**EXERCISE TASK:** Search the records for "arguments" and copy each line that holds it.

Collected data
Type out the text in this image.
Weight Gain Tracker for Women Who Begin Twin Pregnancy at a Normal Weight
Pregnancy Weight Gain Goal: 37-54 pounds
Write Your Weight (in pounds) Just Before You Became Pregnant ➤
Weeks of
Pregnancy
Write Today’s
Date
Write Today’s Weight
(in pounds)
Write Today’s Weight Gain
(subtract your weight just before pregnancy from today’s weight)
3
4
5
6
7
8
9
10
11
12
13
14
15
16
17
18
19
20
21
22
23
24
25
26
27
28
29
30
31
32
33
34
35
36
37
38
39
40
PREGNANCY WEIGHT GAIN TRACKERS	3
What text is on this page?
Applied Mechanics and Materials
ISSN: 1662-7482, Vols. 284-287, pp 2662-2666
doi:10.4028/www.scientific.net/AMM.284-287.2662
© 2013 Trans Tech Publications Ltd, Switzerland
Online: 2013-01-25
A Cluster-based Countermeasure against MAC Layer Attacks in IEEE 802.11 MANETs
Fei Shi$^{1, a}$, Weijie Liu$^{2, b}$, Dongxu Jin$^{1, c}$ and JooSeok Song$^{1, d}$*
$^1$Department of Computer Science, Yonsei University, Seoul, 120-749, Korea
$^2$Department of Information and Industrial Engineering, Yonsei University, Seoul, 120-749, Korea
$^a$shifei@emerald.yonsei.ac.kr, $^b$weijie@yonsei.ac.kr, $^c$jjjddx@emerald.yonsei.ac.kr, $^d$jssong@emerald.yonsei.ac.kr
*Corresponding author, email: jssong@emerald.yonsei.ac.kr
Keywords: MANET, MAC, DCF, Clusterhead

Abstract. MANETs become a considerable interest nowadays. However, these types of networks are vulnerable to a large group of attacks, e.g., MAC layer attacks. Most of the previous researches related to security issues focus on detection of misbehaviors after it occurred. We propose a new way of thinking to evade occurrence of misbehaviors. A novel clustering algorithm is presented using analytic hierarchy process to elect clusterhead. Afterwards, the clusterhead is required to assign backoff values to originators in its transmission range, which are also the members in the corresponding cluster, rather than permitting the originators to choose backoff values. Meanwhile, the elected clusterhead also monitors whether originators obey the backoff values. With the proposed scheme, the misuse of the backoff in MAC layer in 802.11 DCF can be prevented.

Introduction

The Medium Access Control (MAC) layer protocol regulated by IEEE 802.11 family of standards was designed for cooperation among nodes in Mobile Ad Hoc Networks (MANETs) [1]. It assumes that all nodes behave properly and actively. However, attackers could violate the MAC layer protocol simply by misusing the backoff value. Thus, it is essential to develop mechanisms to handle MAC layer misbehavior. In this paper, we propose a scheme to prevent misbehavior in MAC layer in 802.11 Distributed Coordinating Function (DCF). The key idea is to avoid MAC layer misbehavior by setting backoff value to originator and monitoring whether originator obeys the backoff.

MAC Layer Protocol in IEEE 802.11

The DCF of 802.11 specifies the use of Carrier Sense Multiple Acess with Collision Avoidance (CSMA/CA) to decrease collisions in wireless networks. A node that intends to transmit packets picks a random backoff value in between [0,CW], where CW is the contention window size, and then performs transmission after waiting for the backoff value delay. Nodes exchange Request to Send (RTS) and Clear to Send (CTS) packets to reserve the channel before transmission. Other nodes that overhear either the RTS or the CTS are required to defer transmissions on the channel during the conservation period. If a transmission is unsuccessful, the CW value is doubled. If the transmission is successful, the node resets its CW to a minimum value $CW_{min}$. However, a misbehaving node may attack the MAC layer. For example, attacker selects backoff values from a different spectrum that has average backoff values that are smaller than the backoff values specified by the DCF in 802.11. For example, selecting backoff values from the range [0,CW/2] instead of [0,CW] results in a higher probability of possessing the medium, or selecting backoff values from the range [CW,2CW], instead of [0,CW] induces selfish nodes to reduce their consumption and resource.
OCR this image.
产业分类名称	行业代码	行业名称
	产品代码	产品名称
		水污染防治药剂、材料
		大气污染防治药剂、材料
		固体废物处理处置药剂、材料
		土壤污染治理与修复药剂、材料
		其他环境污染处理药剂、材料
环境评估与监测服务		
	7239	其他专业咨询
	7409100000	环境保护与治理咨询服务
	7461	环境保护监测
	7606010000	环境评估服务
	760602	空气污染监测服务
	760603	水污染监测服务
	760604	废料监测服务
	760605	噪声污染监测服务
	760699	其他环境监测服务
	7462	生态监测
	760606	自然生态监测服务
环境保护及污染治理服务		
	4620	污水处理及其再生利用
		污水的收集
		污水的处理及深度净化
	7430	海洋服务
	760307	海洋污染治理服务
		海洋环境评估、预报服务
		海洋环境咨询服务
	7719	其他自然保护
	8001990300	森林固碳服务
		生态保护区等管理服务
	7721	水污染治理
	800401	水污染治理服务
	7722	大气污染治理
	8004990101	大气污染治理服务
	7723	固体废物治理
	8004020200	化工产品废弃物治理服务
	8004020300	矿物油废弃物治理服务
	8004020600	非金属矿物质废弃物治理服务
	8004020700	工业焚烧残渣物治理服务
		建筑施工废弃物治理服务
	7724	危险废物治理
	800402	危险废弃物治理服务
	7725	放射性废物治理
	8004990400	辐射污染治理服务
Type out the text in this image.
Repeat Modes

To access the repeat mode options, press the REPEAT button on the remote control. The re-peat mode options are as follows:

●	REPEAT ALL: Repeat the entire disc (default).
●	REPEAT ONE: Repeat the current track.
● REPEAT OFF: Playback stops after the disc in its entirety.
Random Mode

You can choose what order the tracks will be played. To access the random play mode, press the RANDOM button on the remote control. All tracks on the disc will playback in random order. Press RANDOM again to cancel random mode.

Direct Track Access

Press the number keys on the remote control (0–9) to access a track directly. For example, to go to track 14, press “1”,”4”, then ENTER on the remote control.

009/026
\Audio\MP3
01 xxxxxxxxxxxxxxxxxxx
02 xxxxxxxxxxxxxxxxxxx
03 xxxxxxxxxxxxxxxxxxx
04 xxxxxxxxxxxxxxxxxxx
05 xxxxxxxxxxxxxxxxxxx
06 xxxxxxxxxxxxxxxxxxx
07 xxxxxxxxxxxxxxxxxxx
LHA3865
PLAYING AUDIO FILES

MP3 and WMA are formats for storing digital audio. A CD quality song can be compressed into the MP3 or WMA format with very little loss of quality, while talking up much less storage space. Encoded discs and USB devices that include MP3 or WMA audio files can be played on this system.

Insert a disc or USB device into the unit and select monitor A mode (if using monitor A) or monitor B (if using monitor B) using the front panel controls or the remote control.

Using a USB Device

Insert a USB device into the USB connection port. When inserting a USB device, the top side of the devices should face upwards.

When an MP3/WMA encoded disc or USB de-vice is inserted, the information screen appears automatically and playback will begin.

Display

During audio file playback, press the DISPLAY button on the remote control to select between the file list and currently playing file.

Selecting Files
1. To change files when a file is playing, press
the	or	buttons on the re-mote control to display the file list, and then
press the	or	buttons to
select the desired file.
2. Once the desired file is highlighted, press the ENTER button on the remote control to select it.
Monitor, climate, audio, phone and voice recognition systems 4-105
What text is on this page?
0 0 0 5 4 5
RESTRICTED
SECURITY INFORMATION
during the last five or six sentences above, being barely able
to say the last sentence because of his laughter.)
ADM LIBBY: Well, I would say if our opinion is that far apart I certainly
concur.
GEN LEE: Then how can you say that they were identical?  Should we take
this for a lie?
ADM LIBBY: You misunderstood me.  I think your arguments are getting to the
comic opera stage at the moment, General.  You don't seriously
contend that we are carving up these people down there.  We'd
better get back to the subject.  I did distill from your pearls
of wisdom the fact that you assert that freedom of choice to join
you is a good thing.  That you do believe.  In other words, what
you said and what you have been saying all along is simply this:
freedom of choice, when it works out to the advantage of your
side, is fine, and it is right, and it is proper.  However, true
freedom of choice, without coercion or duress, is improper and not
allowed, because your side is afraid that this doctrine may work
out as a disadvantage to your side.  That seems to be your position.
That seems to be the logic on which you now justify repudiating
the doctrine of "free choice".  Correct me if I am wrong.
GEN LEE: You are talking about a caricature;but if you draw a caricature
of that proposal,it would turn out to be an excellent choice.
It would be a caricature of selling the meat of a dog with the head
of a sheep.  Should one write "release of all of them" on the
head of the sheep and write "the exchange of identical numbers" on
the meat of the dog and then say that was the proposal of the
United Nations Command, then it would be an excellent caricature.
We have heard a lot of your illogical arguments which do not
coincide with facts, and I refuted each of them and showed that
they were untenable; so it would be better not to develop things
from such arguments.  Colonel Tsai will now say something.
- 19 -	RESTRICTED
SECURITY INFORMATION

**RESPONSE:**
ADM LIBBY: You misunderstood me.  I think your arguments are getting to the
We have heard a lot of your illogical arguments which do not
from such arguments.  Colonel Tsai will now say something.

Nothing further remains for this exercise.